__WHAT THIS TASK INVOLVES__
Below are some records; retype all of them exactly.

__INFORMATION SHOWN__
________________________

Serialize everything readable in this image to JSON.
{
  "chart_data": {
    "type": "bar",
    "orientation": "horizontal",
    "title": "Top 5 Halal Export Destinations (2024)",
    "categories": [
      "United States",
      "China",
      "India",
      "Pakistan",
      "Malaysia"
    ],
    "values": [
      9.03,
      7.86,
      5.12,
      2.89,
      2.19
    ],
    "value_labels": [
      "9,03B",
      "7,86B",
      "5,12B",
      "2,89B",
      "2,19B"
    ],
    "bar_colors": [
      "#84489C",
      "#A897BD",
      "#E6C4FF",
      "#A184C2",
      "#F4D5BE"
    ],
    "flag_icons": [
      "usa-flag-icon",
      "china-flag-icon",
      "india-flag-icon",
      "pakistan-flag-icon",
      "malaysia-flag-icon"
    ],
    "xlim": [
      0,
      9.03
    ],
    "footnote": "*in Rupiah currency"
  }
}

________________________

__THE RESPONSE__
Serialize everything readable in this image to JSON.
{
  "chart_data": {
    "type": "bar",
    "orientation": "horizontal",
    "title": "Top 5 Halal Export Destinations (2024)",
    "categories": [
      "United States",
      "China",
      "India",
      "Pakistan",
      "Malaysia"
    ],
    "values": [
      9.03,
      7.86,
      5.12,
      2.89,
      2.19
    ],
    "value_labels": [
      "9,03B",
      "7,86B",
      "5,12B",
      "2,89B",
      "2,19B"
    ],
    "bar_colors": [
      "#84489C",
      "#A897BD",
      "#E6C4FF",
      "#A184C2",
      "#F4D5BE"
    ],
    "flag_icons": [
      "usa-flag-icon",
      "china-flag-icon",
      "india-flag-icon",
      "pakistan-flag-icon",
      "malaysia-flag-icon"
    ],
    "xlim": [
      0,
      9.03
    ],
    "footnote": "*in Rupiah currency"
  }
}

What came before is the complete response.